[SHORT PROBLEM]: Each line below should be quoted exactly, please.

:: DATA SHOWN

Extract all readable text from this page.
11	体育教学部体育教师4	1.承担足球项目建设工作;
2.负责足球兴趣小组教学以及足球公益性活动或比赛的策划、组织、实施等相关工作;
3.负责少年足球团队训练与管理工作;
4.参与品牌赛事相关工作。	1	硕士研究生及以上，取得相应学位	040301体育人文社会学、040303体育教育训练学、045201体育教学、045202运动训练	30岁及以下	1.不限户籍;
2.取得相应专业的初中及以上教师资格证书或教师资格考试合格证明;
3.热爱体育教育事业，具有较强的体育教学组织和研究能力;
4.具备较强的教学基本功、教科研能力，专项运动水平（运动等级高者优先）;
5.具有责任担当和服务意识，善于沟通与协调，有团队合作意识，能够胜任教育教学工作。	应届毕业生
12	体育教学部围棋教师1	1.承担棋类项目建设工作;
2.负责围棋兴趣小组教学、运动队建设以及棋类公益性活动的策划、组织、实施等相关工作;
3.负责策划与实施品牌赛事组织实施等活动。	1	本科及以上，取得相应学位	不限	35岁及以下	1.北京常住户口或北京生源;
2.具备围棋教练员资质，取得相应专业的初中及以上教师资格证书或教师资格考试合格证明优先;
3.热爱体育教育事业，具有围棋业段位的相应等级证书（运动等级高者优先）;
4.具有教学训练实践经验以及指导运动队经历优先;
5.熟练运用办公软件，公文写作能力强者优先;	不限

::::

[RESULT OF THE TASK]:
Extract all readable text from this page.
11	体育教学部体育教师4	1.承担足球项目建设工作;
2.负责足球兴趣小组教学以及足球公益性活动或比赛的策划、组织、实施等相关工作;
3.负责少年足球团队训练与管理工作;
4.参与品牌赛事相关工作。	1	硕士研究生及以上，取得相应学位	040301体育人文社会学、040303体育教育训练学、045201体育教学、045202运动训练	30岁及以下	1.不限户籍;
2.取得相应专业的初中及以上教师资格证书或教师资格考试合格证明;
3.热爱体育教育事业，具有较强的体育教学组织和研究能力;
4.具备较强的教学基本功、教科研能力，专项运动水平（运动等级高者优先）;
5.具有责任担当和服务意识，善于沟通与协调，有团队合作意识，能够胜任教育教学工作。	应届毕业生
12	体育教学部围棋教师1	1.承担棋类项目建设工作;
2.负责围棋兴趣小组教学、运动队建设以及棋类公益性活动的策划、组织、实施等相关工作;
3.负责策划与实施品牌赛事组织实施等活动。	1	本科及以上，取得相应学位	不限	35岁及以下	1.北京常住户口或北京生源;
2.具备围棋教练员资质，取得相应专业的初中及以上教师资格证书或教师资格考试合格证明优先;
3.热爱体育教育事业，具有围棋业段位的相应等级证书（运动等级高者优先）;
4.具有教学训练实践经验以及指导运动队经历优先;
5.熟练运用办公软件，公文写作能力强者优先;	不限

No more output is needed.